### Problem:
Extract each line of the data below exactly as written.

++++ Extracted information ++++

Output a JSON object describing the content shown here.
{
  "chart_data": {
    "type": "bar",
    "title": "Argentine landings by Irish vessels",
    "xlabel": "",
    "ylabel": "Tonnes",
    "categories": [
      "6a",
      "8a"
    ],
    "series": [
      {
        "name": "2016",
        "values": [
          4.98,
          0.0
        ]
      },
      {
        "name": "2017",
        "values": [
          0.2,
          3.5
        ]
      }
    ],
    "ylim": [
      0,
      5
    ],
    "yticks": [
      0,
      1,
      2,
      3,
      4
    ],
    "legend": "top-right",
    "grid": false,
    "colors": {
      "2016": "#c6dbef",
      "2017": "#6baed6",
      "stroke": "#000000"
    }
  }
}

++++

### Response below:
Output a JSON object describing the content shown here.
{
  "chart_data": {
    "type": "bar",
    "title": "Argentine landings by Irish vessels",
    "xlabel": "",
    "ylabel": "Tonnes",
    "categories": [
      "6a",
      "8a"
    ],
    "series": [
      {
        "name": "2016",
        "values": [
          4.98,
          0.0
        ]
      },
      {
        "name": "2017",
        "values": [
          0.2,
          3.5
        ]
      }
    ],
    "ylim": [
      0,
      5
    ],
    "yticks": [
      0,
      1,
      2,
      3,
      4
    ],
    "legend": "top-right",
    "grid": false,
    "colors": {
      "2016": "#c6dbef",
      "2017": "#6baed6",
      "stroke": "#000000"
    }
  }
}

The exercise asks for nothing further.